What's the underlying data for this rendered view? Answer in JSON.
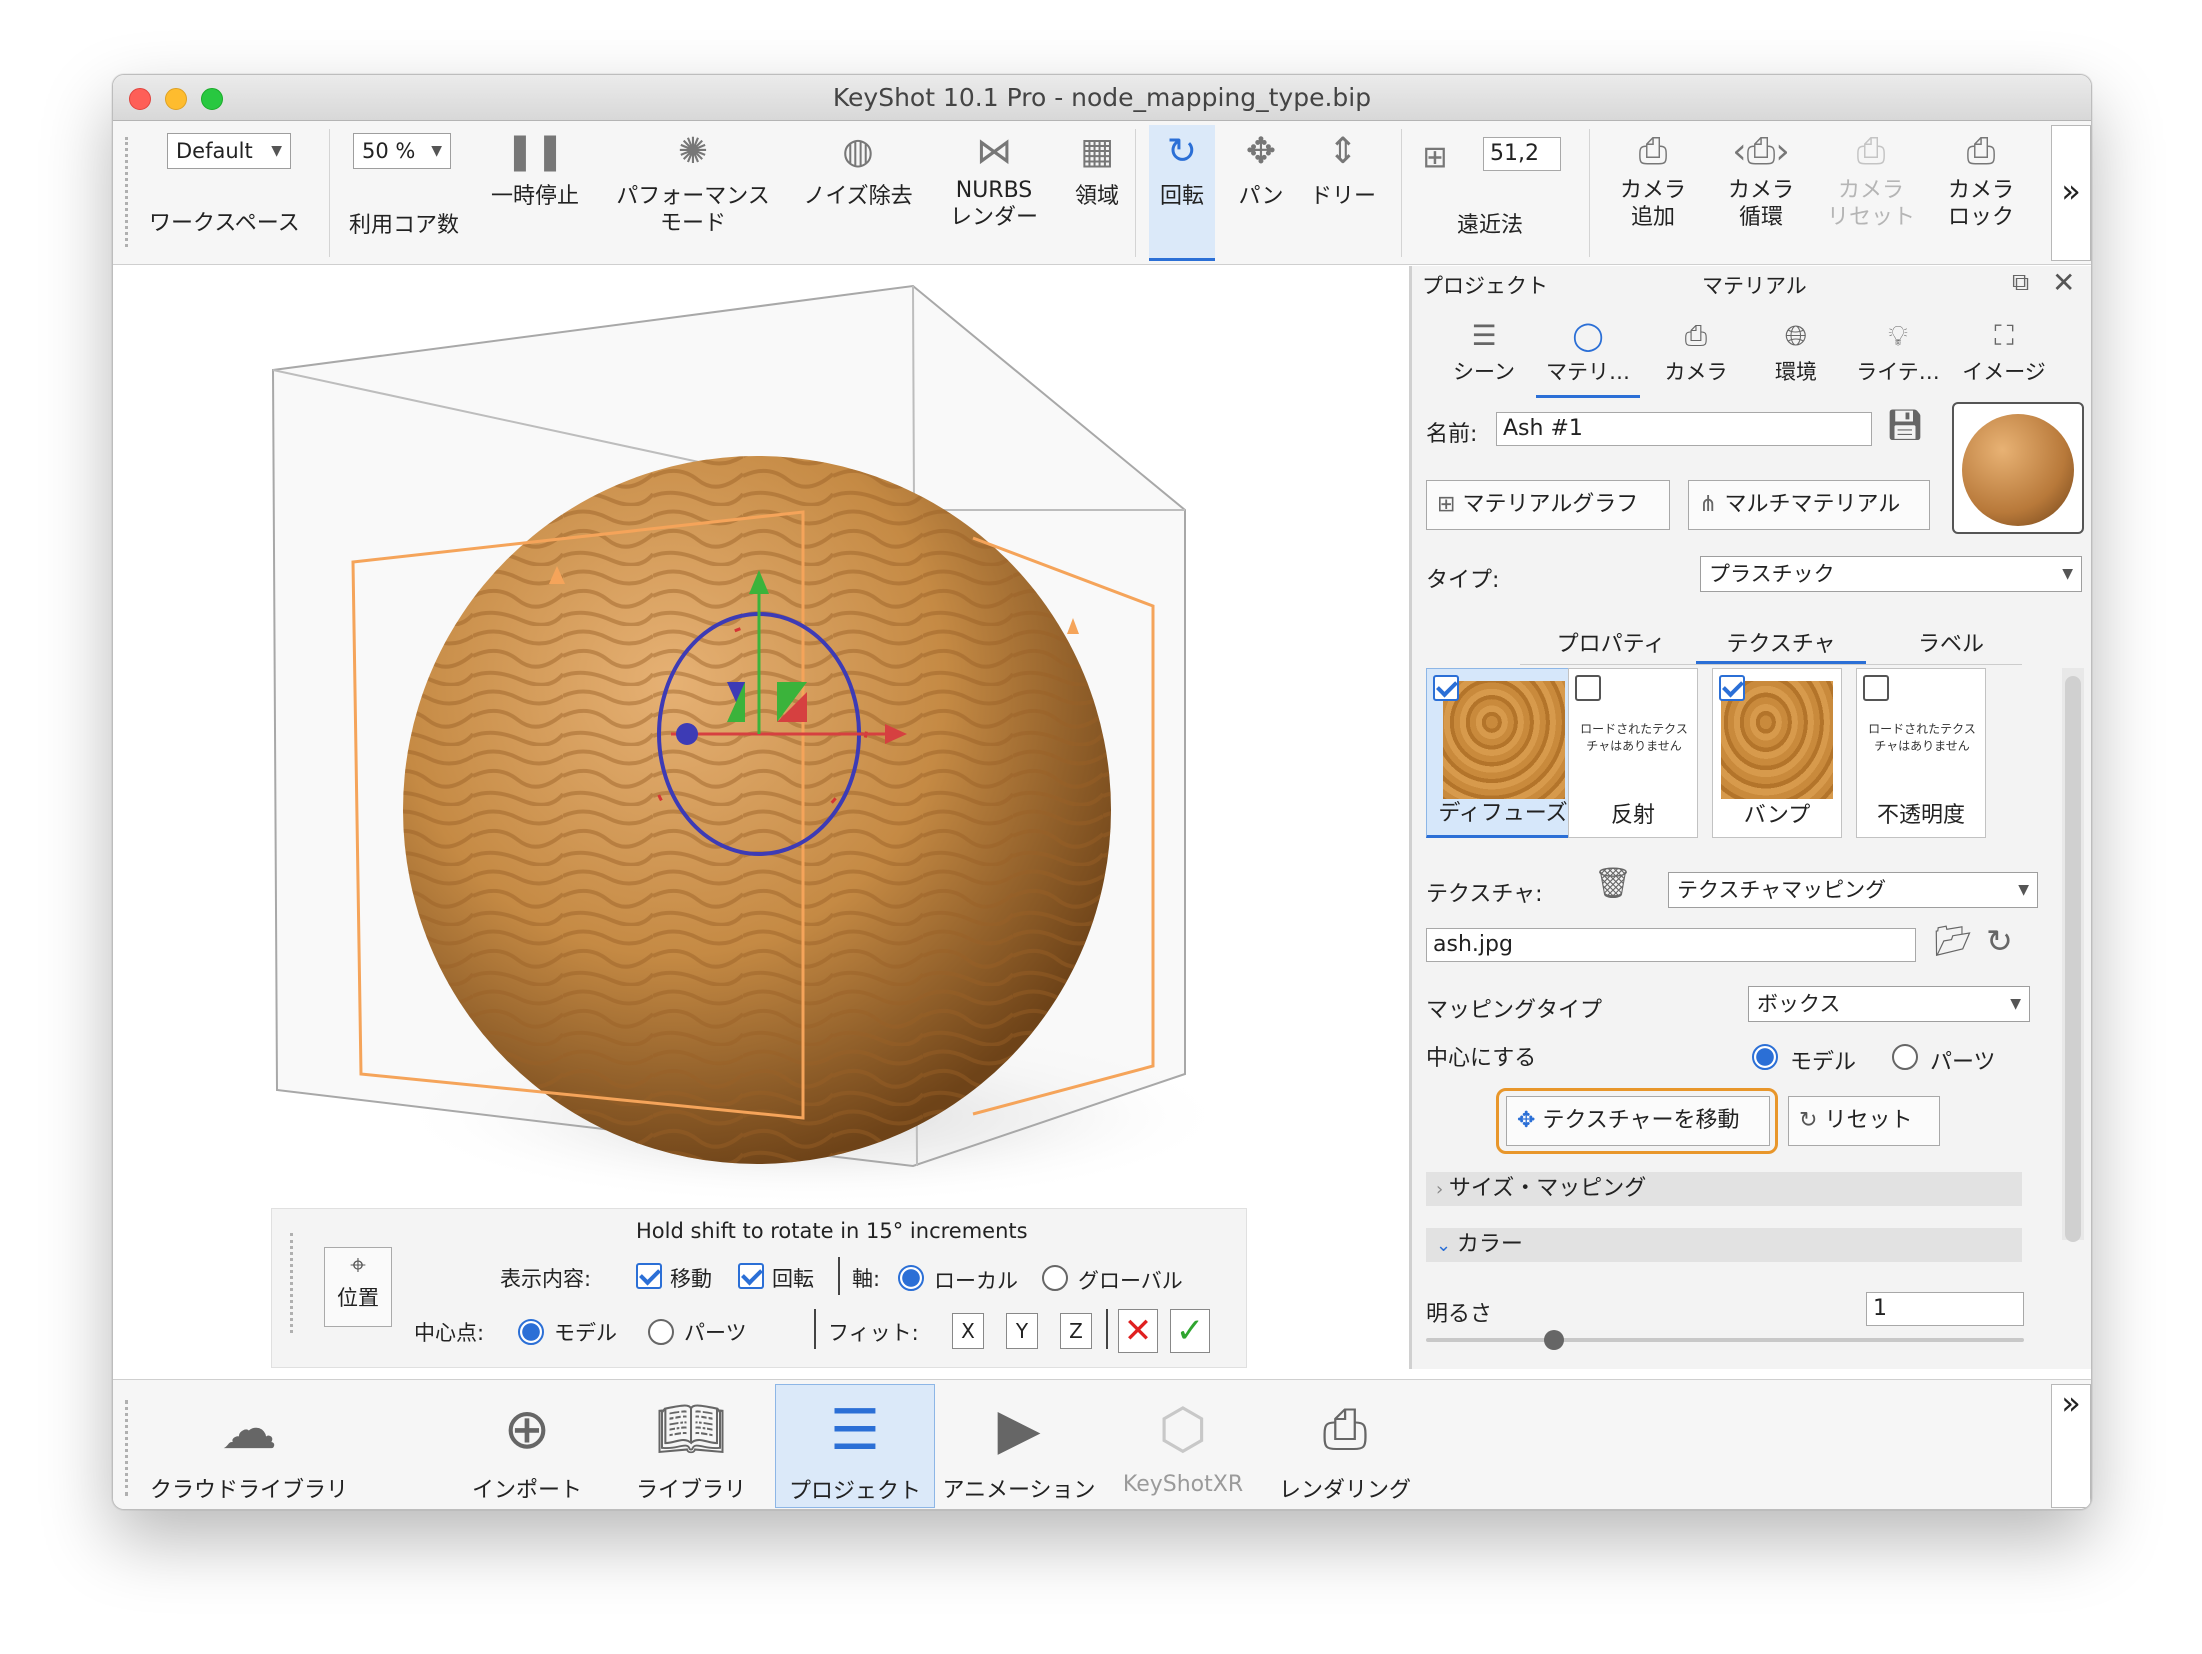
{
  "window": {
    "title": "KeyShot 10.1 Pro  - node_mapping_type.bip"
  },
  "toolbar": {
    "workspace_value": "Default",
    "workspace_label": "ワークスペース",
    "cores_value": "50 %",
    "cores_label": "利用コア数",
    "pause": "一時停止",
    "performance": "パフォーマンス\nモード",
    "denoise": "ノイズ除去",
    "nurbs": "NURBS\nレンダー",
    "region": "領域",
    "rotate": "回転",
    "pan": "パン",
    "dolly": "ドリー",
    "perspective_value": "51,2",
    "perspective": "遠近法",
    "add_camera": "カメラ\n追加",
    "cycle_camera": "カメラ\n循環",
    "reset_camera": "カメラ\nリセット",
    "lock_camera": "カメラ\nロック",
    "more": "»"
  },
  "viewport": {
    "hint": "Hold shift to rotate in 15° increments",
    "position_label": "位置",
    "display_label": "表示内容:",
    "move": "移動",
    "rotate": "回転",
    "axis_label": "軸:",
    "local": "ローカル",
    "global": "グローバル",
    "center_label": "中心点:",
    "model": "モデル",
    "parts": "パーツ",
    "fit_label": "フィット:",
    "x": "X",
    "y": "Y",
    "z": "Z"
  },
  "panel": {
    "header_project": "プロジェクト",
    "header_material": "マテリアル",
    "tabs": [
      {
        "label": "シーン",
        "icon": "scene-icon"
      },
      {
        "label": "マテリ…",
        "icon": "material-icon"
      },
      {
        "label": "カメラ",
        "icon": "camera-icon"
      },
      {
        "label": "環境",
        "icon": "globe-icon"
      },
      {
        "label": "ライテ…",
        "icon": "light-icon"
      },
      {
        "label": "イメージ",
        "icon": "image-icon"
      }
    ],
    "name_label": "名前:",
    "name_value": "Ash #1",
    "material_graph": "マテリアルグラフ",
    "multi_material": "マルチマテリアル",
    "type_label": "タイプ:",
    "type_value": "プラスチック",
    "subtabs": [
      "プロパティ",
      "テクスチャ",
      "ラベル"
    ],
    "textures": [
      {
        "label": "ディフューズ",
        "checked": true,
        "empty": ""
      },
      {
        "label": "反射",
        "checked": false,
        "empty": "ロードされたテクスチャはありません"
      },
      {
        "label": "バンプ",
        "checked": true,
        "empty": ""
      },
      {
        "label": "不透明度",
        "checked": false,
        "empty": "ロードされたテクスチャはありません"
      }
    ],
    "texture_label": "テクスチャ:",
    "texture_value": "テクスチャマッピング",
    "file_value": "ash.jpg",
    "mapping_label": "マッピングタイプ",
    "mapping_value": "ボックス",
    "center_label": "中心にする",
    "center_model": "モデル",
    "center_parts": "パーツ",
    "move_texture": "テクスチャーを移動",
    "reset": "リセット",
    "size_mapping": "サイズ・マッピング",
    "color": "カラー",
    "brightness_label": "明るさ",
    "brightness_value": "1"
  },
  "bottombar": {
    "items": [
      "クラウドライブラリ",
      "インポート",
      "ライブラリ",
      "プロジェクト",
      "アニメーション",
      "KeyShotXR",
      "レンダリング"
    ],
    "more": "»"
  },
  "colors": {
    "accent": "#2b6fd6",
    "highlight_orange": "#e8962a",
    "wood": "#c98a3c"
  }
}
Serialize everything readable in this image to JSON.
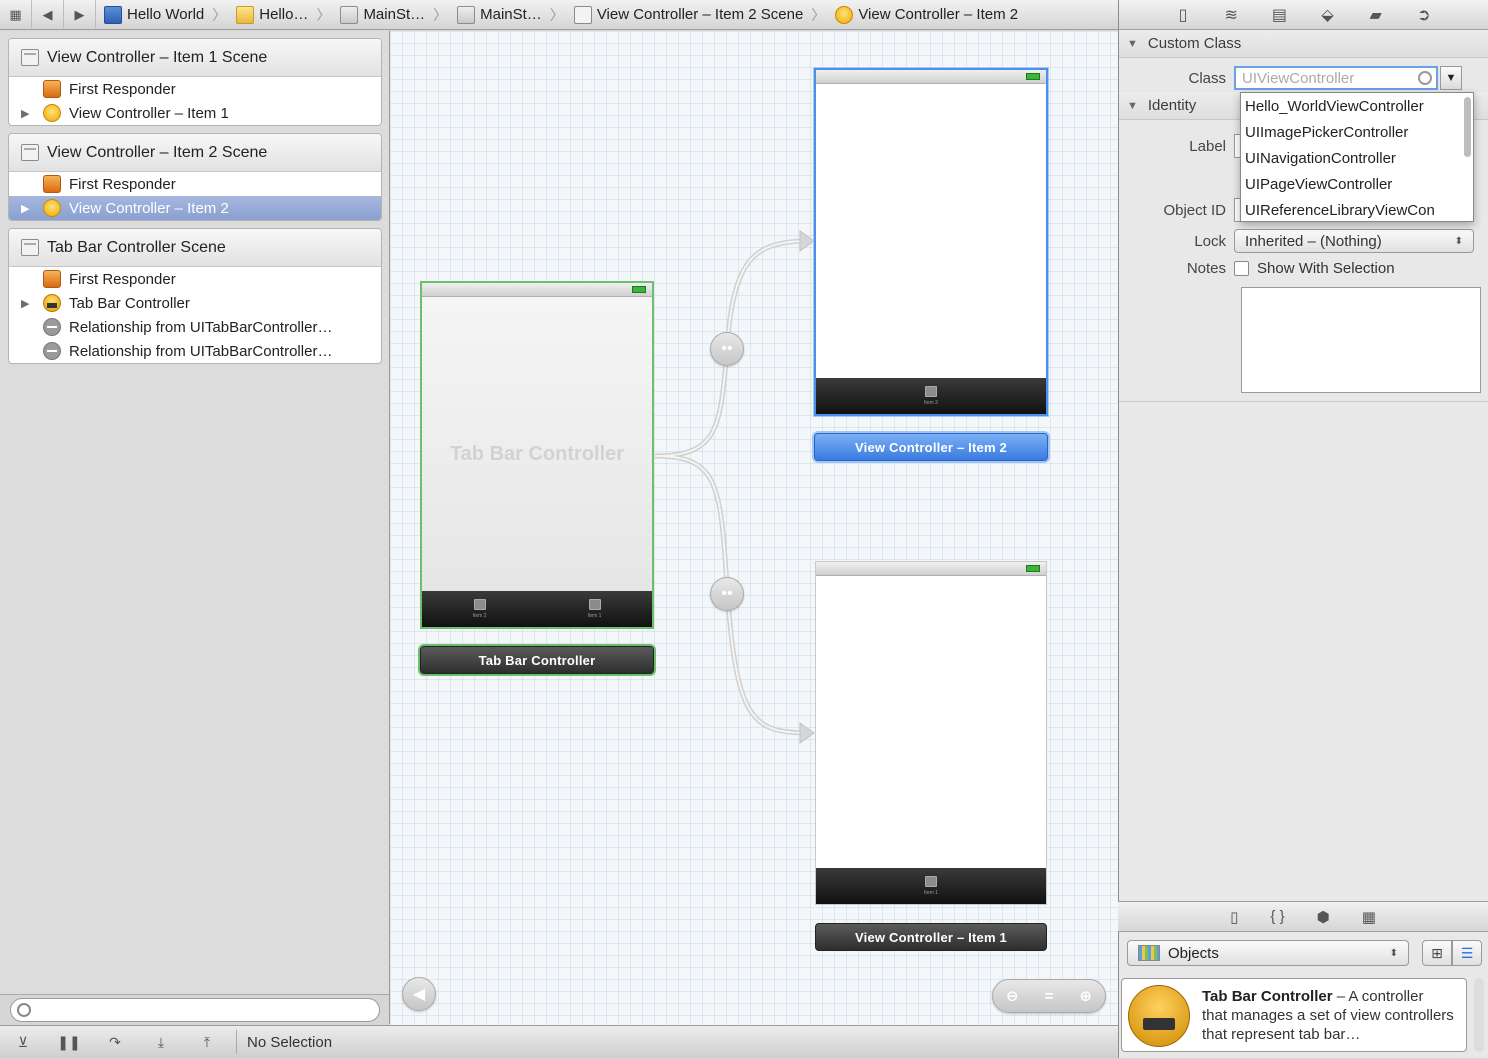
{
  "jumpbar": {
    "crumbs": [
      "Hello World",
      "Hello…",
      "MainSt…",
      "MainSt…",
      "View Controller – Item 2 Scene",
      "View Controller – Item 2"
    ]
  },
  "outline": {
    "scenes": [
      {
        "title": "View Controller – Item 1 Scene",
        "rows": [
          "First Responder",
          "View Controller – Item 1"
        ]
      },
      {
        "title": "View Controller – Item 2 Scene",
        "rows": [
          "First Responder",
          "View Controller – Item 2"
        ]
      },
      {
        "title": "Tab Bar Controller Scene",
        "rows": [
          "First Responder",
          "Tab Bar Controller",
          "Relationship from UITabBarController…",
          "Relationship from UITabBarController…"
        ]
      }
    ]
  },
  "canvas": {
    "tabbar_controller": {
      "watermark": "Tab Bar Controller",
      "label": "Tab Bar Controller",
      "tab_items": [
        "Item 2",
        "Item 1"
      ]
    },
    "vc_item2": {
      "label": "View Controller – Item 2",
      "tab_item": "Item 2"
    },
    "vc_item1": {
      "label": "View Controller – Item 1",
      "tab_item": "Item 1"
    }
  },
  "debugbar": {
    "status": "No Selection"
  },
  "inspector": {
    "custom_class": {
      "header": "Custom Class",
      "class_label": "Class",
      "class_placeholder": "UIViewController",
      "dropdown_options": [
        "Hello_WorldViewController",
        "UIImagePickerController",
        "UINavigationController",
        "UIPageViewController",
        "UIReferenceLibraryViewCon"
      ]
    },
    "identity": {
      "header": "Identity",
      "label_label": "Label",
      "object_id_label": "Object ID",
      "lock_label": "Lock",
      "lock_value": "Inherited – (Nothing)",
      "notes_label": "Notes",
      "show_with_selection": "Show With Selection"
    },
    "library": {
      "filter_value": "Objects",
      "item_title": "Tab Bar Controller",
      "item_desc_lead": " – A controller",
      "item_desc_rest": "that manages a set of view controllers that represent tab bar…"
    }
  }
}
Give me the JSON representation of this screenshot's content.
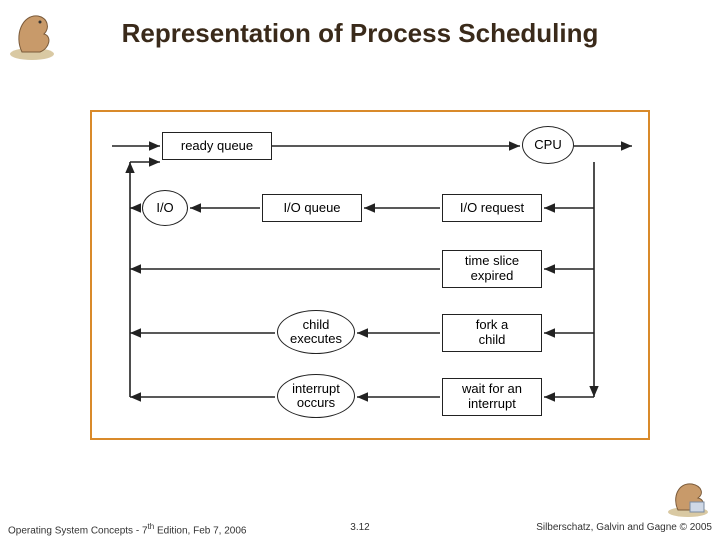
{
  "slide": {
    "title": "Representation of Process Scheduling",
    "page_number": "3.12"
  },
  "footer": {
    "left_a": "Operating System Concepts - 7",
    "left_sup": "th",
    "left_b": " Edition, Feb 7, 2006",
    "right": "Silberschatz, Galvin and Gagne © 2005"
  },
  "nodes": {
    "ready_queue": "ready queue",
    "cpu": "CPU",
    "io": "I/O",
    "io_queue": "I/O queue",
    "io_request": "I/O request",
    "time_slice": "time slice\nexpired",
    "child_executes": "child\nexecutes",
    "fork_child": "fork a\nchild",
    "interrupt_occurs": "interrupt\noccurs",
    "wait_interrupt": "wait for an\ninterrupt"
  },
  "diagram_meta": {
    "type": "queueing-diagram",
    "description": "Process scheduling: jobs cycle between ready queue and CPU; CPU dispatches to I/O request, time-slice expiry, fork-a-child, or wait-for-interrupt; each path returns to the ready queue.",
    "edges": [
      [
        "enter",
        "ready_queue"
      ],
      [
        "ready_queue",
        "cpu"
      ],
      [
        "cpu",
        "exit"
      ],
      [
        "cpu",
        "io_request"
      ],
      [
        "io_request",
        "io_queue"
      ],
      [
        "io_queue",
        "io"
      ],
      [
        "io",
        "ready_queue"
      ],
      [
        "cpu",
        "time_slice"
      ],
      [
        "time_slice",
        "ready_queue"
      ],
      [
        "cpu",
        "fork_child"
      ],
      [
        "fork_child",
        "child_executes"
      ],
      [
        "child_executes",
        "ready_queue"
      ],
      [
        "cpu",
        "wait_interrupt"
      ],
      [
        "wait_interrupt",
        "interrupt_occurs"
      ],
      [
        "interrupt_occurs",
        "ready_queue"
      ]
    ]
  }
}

######

> _Your objective_
Review the material and copy each line in which the word "JSON" appears.

> _Result of the exercise_
What's the underlying data for this rendered view? Answer in JSON.
Serialize everything readable in this image to JSON.
Give me the JSON representation of this screenshot's content.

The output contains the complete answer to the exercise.